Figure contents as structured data

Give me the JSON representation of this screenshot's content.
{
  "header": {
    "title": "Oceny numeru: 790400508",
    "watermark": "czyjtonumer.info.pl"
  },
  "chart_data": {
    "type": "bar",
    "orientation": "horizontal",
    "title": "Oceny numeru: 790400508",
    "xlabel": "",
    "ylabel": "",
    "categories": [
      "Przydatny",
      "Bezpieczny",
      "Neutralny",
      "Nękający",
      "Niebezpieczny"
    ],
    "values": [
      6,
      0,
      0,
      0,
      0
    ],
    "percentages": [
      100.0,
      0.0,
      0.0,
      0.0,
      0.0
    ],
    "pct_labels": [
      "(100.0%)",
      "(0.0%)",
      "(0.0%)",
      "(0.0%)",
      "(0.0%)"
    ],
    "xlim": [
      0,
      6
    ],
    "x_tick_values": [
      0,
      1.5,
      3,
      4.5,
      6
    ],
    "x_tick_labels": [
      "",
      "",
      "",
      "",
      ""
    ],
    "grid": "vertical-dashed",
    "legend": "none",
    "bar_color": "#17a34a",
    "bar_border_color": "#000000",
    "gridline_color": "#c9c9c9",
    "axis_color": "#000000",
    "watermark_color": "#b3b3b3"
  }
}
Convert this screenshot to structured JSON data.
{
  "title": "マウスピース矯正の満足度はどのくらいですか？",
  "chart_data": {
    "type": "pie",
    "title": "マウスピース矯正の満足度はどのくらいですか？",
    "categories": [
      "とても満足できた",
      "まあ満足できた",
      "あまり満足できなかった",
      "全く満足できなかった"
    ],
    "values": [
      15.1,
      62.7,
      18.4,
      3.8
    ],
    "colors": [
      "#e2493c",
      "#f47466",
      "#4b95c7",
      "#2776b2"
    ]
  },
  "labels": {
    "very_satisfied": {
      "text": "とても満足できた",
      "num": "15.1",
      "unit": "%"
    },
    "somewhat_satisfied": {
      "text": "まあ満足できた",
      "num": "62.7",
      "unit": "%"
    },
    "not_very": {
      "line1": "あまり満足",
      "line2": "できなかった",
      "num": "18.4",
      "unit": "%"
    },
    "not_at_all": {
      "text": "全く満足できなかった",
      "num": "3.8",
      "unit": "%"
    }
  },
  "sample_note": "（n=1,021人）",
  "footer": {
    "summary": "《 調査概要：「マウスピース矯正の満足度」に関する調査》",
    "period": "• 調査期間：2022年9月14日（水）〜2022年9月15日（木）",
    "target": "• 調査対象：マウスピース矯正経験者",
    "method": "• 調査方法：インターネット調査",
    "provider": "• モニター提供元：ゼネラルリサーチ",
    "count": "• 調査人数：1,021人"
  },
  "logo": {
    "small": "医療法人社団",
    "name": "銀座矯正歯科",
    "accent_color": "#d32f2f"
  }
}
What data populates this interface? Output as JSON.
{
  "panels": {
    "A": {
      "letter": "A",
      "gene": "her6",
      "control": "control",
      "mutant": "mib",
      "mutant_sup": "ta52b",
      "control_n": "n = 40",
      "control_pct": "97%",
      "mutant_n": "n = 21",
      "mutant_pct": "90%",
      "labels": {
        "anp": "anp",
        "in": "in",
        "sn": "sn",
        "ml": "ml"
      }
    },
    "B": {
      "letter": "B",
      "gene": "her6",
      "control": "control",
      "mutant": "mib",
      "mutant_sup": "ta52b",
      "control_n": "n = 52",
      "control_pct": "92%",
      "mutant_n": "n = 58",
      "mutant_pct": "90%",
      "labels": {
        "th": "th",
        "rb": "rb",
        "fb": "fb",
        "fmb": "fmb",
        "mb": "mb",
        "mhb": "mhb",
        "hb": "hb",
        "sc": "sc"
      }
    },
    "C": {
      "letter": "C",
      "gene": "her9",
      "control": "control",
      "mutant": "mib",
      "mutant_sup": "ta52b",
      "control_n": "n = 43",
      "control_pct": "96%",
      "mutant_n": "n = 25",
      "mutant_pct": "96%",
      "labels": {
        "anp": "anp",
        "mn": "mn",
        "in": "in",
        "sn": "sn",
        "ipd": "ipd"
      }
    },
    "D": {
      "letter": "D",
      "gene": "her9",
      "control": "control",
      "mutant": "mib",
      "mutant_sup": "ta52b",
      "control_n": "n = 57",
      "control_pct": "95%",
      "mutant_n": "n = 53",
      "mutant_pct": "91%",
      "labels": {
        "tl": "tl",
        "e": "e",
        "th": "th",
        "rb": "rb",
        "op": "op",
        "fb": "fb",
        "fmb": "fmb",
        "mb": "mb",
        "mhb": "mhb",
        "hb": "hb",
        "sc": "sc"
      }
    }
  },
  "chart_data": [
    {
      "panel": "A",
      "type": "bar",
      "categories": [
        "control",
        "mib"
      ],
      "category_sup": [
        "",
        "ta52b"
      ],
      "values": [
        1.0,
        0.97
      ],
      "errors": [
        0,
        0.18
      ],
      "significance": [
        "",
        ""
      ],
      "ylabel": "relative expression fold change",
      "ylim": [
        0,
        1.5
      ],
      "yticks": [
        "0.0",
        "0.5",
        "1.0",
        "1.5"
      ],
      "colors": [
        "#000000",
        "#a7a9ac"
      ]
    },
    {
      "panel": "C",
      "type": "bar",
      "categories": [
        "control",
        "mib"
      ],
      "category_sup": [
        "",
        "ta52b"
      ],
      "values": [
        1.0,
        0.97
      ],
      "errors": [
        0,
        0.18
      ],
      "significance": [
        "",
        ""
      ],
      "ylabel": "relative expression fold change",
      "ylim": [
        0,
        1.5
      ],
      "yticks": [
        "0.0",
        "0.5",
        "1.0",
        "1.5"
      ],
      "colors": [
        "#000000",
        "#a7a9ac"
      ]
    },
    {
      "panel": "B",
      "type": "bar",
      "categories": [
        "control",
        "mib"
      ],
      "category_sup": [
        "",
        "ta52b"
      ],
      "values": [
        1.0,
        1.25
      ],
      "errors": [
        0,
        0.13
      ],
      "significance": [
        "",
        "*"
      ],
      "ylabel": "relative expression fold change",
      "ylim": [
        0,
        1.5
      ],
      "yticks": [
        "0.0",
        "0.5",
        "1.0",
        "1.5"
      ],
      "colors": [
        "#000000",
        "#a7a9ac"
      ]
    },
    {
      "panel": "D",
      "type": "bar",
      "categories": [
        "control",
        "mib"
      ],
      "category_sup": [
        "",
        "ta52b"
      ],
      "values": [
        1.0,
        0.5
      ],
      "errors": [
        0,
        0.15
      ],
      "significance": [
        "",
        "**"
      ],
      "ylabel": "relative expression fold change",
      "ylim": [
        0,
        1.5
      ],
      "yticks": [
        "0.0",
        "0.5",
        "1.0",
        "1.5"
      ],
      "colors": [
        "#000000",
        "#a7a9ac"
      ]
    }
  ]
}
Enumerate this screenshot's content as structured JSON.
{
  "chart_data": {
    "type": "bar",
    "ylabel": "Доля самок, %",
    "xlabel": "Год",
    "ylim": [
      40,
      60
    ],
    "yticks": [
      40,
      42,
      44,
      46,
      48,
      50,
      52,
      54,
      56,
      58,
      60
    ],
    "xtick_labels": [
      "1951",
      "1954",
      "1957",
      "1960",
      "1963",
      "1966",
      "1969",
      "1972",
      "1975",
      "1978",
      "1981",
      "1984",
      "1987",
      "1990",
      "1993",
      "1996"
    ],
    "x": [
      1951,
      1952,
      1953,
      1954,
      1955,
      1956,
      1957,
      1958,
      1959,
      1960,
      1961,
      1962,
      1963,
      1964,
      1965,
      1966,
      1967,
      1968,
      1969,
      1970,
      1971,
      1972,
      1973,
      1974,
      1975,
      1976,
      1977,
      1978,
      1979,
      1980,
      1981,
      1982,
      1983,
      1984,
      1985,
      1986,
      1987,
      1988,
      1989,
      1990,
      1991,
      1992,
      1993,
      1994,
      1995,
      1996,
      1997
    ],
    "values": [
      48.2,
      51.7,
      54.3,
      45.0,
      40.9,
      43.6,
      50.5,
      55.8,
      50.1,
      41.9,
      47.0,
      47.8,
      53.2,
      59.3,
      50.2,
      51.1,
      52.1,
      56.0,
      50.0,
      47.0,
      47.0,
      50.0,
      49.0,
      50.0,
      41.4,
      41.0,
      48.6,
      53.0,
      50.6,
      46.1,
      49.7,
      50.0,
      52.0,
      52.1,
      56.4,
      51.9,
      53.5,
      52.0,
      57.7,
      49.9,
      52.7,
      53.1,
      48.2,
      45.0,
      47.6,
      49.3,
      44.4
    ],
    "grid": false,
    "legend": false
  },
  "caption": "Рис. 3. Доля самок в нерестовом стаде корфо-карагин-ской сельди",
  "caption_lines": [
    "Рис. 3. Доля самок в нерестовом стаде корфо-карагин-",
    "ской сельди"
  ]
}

■ **Instructions to follow**: Extract from the data every line where "ской" shows up.

■ **Expected answer**:
  "caption": "Рис. 3. Доля самок в нерестовом стаде корфо-карагин-ской сельди",
    "ской сельди"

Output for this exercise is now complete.